### Goal:
Would you write out the entries below, every one of them, exactly?

++++++

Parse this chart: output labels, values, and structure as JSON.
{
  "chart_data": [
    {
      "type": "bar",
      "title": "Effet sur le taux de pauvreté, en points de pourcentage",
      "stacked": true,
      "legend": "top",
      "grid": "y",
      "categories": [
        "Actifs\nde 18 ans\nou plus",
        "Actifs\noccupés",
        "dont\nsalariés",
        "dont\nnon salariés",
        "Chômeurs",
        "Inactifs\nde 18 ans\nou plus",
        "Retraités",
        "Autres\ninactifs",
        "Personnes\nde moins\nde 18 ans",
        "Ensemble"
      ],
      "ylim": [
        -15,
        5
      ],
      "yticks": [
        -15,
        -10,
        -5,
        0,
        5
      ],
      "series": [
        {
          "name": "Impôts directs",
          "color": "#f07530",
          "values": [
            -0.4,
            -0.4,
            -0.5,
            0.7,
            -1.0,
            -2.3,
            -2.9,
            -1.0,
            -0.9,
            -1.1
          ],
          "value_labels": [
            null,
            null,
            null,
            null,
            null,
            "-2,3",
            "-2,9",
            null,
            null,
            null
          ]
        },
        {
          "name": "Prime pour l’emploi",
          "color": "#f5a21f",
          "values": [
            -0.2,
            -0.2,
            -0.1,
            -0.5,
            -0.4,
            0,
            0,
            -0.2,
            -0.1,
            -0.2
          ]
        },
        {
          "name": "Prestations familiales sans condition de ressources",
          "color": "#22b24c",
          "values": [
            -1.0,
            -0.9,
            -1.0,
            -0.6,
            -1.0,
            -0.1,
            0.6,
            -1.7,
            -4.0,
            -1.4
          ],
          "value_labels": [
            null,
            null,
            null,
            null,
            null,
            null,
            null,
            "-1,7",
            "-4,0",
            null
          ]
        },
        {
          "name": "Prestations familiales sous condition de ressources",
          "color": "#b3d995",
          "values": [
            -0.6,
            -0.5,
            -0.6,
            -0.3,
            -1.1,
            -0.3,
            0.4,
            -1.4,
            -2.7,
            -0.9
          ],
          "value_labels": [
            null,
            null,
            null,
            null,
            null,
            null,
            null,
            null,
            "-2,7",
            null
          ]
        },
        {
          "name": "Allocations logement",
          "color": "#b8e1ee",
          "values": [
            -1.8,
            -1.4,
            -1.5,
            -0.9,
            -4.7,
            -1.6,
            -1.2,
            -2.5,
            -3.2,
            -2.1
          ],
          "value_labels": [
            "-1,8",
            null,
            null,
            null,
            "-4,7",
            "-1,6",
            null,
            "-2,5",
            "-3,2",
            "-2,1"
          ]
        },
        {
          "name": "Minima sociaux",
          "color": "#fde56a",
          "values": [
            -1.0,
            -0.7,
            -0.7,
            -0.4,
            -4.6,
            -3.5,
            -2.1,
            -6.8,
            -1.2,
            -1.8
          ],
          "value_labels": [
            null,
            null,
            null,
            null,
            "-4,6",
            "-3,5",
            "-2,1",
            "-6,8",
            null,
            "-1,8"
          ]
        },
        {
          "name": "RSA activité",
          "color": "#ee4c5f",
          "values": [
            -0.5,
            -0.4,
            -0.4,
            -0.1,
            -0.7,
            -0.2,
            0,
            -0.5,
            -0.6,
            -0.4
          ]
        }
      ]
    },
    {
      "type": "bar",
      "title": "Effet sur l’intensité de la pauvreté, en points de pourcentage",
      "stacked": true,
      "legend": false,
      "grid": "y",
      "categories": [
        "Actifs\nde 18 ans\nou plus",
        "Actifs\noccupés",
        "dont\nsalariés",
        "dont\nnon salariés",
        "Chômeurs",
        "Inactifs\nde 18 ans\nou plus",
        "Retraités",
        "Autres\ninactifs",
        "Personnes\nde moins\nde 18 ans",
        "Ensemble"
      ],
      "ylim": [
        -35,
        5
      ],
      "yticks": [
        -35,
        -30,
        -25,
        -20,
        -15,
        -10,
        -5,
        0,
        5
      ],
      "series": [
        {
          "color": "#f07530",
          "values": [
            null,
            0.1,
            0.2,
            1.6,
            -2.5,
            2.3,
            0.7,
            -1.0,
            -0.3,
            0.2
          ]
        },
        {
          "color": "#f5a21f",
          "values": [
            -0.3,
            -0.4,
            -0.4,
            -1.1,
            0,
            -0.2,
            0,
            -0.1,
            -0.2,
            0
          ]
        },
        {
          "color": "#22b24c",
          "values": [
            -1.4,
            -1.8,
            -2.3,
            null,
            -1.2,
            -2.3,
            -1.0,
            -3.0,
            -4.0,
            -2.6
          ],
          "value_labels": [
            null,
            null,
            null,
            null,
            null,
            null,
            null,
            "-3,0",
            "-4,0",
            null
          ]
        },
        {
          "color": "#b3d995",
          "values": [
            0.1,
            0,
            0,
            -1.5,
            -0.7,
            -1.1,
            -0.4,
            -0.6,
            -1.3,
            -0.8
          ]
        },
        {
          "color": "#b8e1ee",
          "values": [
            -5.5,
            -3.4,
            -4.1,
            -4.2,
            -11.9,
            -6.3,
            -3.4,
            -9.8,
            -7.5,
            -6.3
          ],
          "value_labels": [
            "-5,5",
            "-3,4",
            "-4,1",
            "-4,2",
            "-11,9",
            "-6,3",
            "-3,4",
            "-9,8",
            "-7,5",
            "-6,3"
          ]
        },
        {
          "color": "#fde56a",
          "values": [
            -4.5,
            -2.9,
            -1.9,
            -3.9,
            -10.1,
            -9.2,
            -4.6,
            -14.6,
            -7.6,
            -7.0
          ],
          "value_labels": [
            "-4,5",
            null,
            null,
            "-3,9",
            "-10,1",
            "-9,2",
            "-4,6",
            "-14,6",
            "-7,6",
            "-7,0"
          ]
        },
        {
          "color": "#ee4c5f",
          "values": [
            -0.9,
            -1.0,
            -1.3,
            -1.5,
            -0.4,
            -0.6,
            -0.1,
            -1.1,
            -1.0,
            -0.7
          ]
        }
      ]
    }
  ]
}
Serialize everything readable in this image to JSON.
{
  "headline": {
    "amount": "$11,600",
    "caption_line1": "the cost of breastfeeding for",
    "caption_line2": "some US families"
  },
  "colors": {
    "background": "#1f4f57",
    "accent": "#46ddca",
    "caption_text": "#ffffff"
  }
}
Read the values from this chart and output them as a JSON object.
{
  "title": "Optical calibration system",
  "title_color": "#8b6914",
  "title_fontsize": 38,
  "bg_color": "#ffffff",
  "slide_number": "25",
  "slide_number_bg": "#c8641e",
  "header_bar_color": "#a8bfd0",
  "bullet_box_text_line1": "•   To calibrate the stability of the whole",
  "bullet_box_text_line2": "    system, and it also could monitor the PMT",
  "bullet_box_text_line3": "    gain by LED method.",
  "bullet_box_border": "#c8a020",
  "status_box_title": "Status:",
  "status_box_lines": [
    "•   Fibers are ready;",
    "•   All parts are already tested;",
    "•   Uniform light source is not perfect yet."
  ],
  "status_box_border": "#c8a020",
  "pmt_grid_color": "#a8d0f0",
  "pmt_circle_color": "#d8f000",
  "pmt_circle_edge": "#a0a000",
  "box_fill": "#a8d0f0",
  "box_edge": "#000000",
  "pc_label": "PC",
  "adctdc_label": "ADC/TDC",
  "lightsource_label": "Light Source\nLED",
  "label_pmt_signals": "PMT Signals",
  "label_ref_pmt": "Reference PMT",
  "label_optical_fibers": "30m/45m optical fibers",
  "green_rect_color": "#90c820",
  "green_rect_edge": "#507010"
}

++++++

### Written response:
Parse this chart: output labels, values, and structure as JSON.
{
  "chart_data": [
    {
      "type": "bar",
      "title": "Effet sur le taux de pauvreté, en points de pourcentage",
      "stacked": true,
      "legend": "top",
      "grid": "y",
      "categories": [
        "Actifs\nde 18 ans\nou plus",
        "Actifs\noccupés",
        "dont\nsalariés",
        "dont\nnon salariés",
        "Chômeurs",
        "Inactifs\nde 18 ans\nou plus",
        "Retraités",
        "Autres\ninactifs",
        "Personnes\nde moins\nde 18 ans",
        "Ensemble"
      ],
      "ylim": [
        -15,
        5
      ],
      "yticks": [
        -15,
        -10,
        -5,
        0,
        5
      ],
      "series": [
        {
          "name": "Impôts directs",
          "color": "#f07530",
          "values": [
            -0.4,
            -0.4,
            -0.5,
            0.7,
            -1.0,
            -2.3,
            -2.9,
            -1.0,
            -0.9,
            -1.1
          ],
          "value_labels": [
            null,
            null,
            null,
            null,
            null,
            "-2,3",
            "-2,9",
            null,
            null,
            null
          ]
        },
        {
          "name": "Prime pour l’emploi",
          "color": "#f5a21f",
          "values": [
            -0.2,
            -0.2,
            -0.1,
            -0.5,
            -0.4,
            0,
            0,
            -0.2,
            -0.1,
            -0.2
          ]
        },
        {
          "name": "Prestations familiales sans condition de ressources",
          "color": "#22b24c",
          "values": [
            -1.0,
            -0.9,
            -1.0,
            -0.6,
            -1.0,
            -0.1,
            0.6,
            -1.7,
            -4.0,
            -1.4
          ],
          "value_labels": [
            null,
            null,
            null,
            null,
            null,
            null,
            null,
            "-1,7",
            "-4,0",
            null
          ]
        },
        {
          "name": "Prestations familiales sous condition de ressources",
          "color": "#b3d995",
          "values": [
            -0.6,
            -0.5,
            -0.6,
            -0.3,
            -1.1,
            -0.3,
            0.4,
            -1.4,
            -2.7,
            -0.9
          ],
          "value_labels": [
            null,
            null,
            null,
            null,
            null,
            null,
            null,
            null,
            "-2,7",
            null
          ]
        },
        {
          "name": "Allocations logement",
          "color": "#b8e1ee",
          "values": [
            -1.8,
            -1.4,
            -1.5,
            -0.9,
            -4.7,
            -1.6,
            -1.2,
            -2.5,
            -3.2,
            -2.1
          ],
          "value_labels": [
            "-1,8",
            null,
            null,
            null,
            "-4,7",
            "-1,6",
            null,
            "-2,5",
            "-3,2",
            "-2,1"
          ]
        },
        {
          "name": "Minima sociaux",
          "color": "#fde56a",
          "values": [
            -1.0,
            -0.7,
            -0.7,
            -0.4,
            -4.6,
            -3.5,
            -2.1,
            -6.8,
            -1.2,
            -1.8
          ],
          "value_labels": [
            null,
            null,
            null,
            null,
            "-4,6",
            "-3,5",
            "-2,1",
            "-6,8",
            null,
            "-1,8"
          ]
        },
        {
          "name": "RSA activité",
          "color": "#ee4c5f",
          "values": [
            -0.5,
            -0.4,
            -0.4,
            -0.1,
            -0.7,
            -0.2,
            0,
            -0.5,
            -0.6,
            -0.4
          ]
        }
      ]
    },
    {
      "type": "bar",
      "title": "Effet sur l’intensité de la pauvreté, en points de pourcentage",
      "stacked": true,
      "legend": false,
      "grid": "y",
      "categories": [
        "Actifs\nde 18 ans\nou plus",
        "Actifs\noccupés",
        "dont\nsalariés",
        "dont\nnon salariés",
        "Chômeurs",
        "Inactifs\nde 18 ans\nou plus",
        "Retraités",
        "Autres\ninactifs",
        "Personnes\nde moins\nde 18 ans",
        "Ensemble"
      ],
      "ylim": [
        -35,
        5
      ],
      "yticks": [
        -35,
        -30,
        -25,
        -20,
        -15,
        -10,
        -5,
        0,
        5
      ],
      "series": [
        {
          "color": "#f07530",
          "values": [
            null,
            0.1,
            0.2,
            1.6,
            -2.5,
            2.3,
            0.7,
            -1.0,
            -0.3,
            0.2
          ]
        },
        {
          "color": "#f5a21f",
          "values": [
            -0.3,
            -0.4,
            -0.4,
            -1.1,
            0,
            -0.2,
            0,
            -0.1,
            -0.2,
            0
          ]
        },
        {
          "color": "#22b24c",
          "values": [
            -1.4,
            -1.8,
            -2.3,
            null,
            -1.2,
            -2.3,
            -1.0,
            -3.0,
            -4.0,
            -2.6
          ],
          "value_labels": [
            null,
            null,
            null,
            null,
            null,
            null,
            null,
            "-3,0",
            "-4,0",
            null
          ]
        },
        {
          "color": "#b3d995",
          "values": [
            0.1,
            0,
            0,
            -1.5,
            -0.7,
            -1.1,
            -0.4,
            -0.6,
            -1.3,
            -0.8
          ]
        },
        {
          "color": "#b8e1ee",
          "values": [
            -5.5,
            -3.4,
            -4.1,
            -4.2,
            -11.9,
            -6.3,
            -3.4,
            -9.8,
            -7.5,
            -6.3
          ],
          "value_labels": [
            "-5,5",
            "-3,4",
            "-4,1",
            "-4,2",
            "-11,9",
            "-6,3",
            "-3,4",
            "-9,8",
            "-7,5",
            "-6,3"
          ]
        },
        {
          "color": "#fde56a",
          "values": [
            -4.5,
            -2.9,
            -1.9,
            -3.9,
            -10.1,
            -9.2,
            -4.6,
            -14.6,
            -7.6,
            -7.0
          ],
          "value_labels": [
            "-4,5",
            null,
            null,
            "-3,9",
            "-10,1",
            "-9,2",
            "-4,6",
            "-14,6",
            "-7,6",
            "-7,0"
          ]
        },
        {
          "color": "#ee4c5f",
          "values": [
            -0.9,
            -1.0,
            -1.3,
            -1.5,
            -0.4,
            -0.6,
            -0.1,
            -1.1,
            -1.0,
            -0.7
          ]
        }
      ]
    }
  ]
}
Serialize everything readable in this image to JSON.
{
  "headline": {
    "amount": "$11,600",
    "caption_line1": "the cost of breastfeeding for",
    "caption_line2": "some US families"
  },
  "colors": {
    "background": "#1f4f57",
    "accent": "#46ddca",
    "caption_text": "#ffffff"
  }
}
Read the values from this chart and output them as a JSON object.
{
  "title": "Optical calibration system",
  "title_color": "#8b6914",
  "title_fontsize": 38,
  "bg_color": "#ffffff",
  "slide_number": "25",
  "slide_number_bg": "#c8641e",
  "header_bar_color": "#a8bfd0",
  "bullet_box_text_line1": "•   To calibrate the stability of the whole",
  "bullet_box_text_line2": "    system, and it also could monitor the PMT",
  "bullet_box_text_line3": "    gain by LED method.",
  "bullet_box_border": "#c8a020",
  "status_box_title": "Status:",
  "status_box_lines": [
    "•   Fibers are ready;",
    "•   All parts are already tested;",
    "•   Uniform light source is not perfect yet."
  ],
  "status_box_border": "#c8a020",
  "pmt_grid_color": "#a8d0f0",
  "pmt_circle_color": "#d8f000",
  "pmt_circle_edge": "#a0a000",
  "box_fill": "#a8d0f0",
  "box_edge": "#000000",
  "pc_label": "PC",
  "adctdc_label": "ADC/TDC",
  "lightsource_label": "Light Source\nLED",
  "label_pmt_signals": "PMT Signals",
  "label_ref_pmt": "Reference PMT",
  "label_optical_fibers": "30m/45m optical fibers",
  "green_rect_color": "#90c820",
  "green_rect_edge": "#507010"
}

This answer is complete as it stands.